§ **Instructions for the task**:
Examine the records and identify each line that includes the string "undirected". Copy those lines.

§ **Records supplied**:
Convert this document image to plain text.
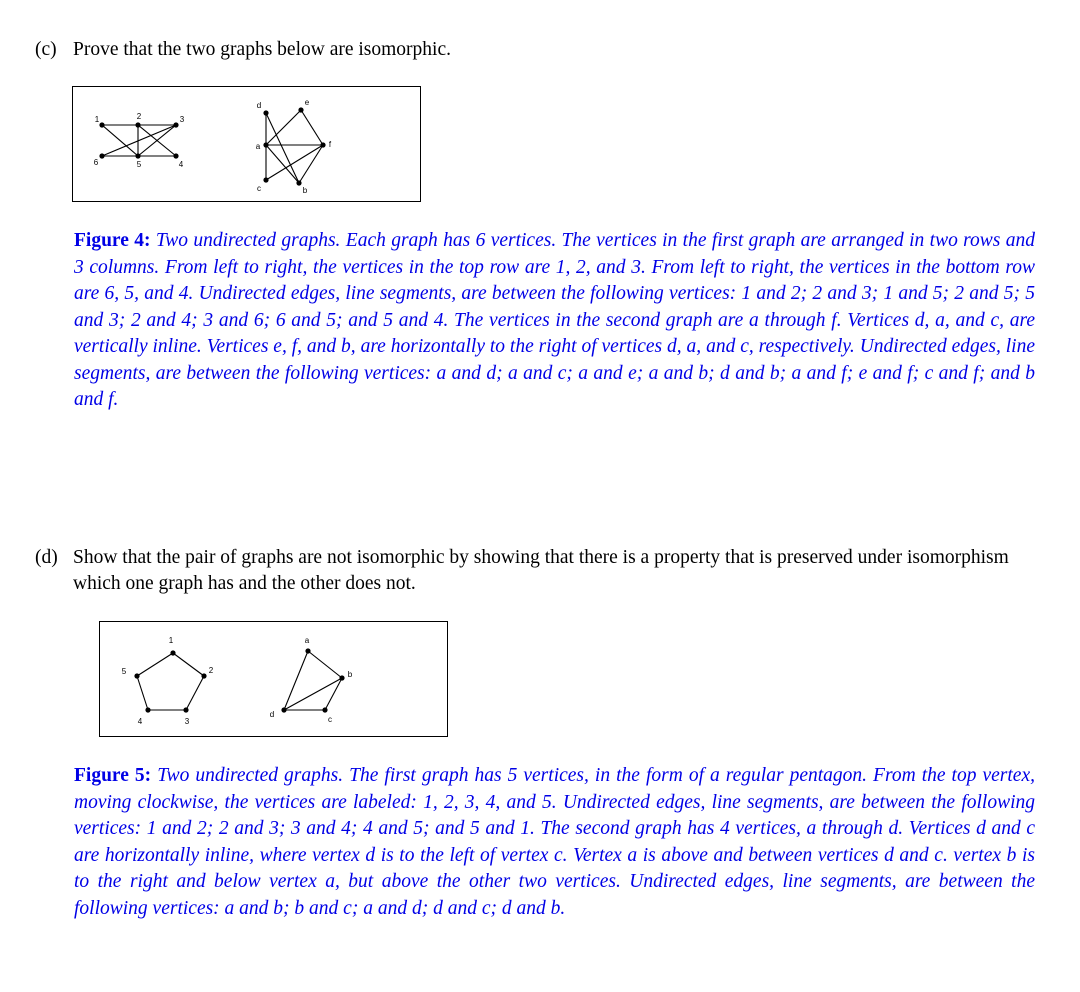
(c) Prove that the two graphs below are isomorphic.
1	2	3
4
5
6
d	e
a	f
c	b
Figure 4: Two undirected graphs. Each graph has 6 vertices. The vertices in the first graph are arranged in two rows and 3 columns. From left to right, the vertices in the top row are 1, 2, and 3. From left to right, the vertices in the bottom row are 6, 5, and 4. Undirected edges, line segments, are between the following vertices: 1 and 2; 2 and 3; 1 and 5; 2 and 5; 5 and 3; 2 and 4; 3 and 6; 6 and 5; and 5 and 4. The vertices in the second graph are a through f. Vertices d, a, and c, are vertically inline. Vertices e, f, and b, are horizontally to the right of vertices d, a, and c, respectively. Undirected edges, line segments, are between the following vertices: a and d; a and c; a and e; a and b; d and b; a and f; e and f; c and f; and b and f.
(d) Show that the pair of graphs are not isomorphic by showing that there is a property that is preserved under isomorphism which one graph has and the other does not.
1
2
3
4
5
a
b
c
d
Figure 5: Two undirected graphs. The first graph has 5 vertices, in the form of a regular pentagon. From the top vertex, moving clockwise, the vertices are labeled: 1, 2, 3, 4, and 5. Undirected edges, line segments, are between the following vertices: 1 and 2; 2 and 3; 3 and 4; 4 and 5; and 5 and 1. The second graph has 4 vertices, a through d. Vertices d and c are horizontally inline, where vertex d is to the left of vertex c. Vertex a is above and between vertices d and c. vertex b is to the right and below vertex a, but above the other two vertices. Undirected edges, line segments, are between the following vertices: a and b; b and c; a and d; d and c; d and b.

§ **Exercise result**:
Figure 4: Two undirected graphs. Each graph has 6 vertices. The vertices in the first graph are arranged in two rows and 3 columns. From left to right, the vertices in the top row are 1, 2, and 3. From left to right, the vertices in the bottom row are 6, 5, and 4. Undirected edges, line segments, are between the following vertices: 1 and 2; 2 and 3; 1 and 5; 2 and 5; 5 and 3; 2 and 4; 3 and 6; 6 and 5; and 5 and 4. The vertices in the second graph are a through f. Vertices d, a, and c, are vertically inline. Vertices e, f, and b, are horizontally to the right of vertices d, a, and c, respectively. Undirected edges, line segments, are between the following vertices: a and d; a and c; a and e; a and b; d and b; a and f; e and f; c and f; and b and f.
Figure 5: Two undirected graphs. The first graph has 5 vertices, in the form of a regular pentagon. From the top vertex, moving clockwise, the vertices are labeled: 1, 2, 3, 4, and 5. Undirected edges, line segments, are between the following vertices: 1 and 2; 2 and 3; 3 and 4; 4 and 5; and 5 and 1. The second graph has 4 vertices, a through d. Vertices d and c are horizontally inline, where vertex d is to the left of vertex c. Vertex a is above and between vertices d and c. vertex b is to the right and below vertex a, but above the other two vertices. Undirected edges, line segments, are between the following vertices: a and b; b and c; a and d; d and c; d and b.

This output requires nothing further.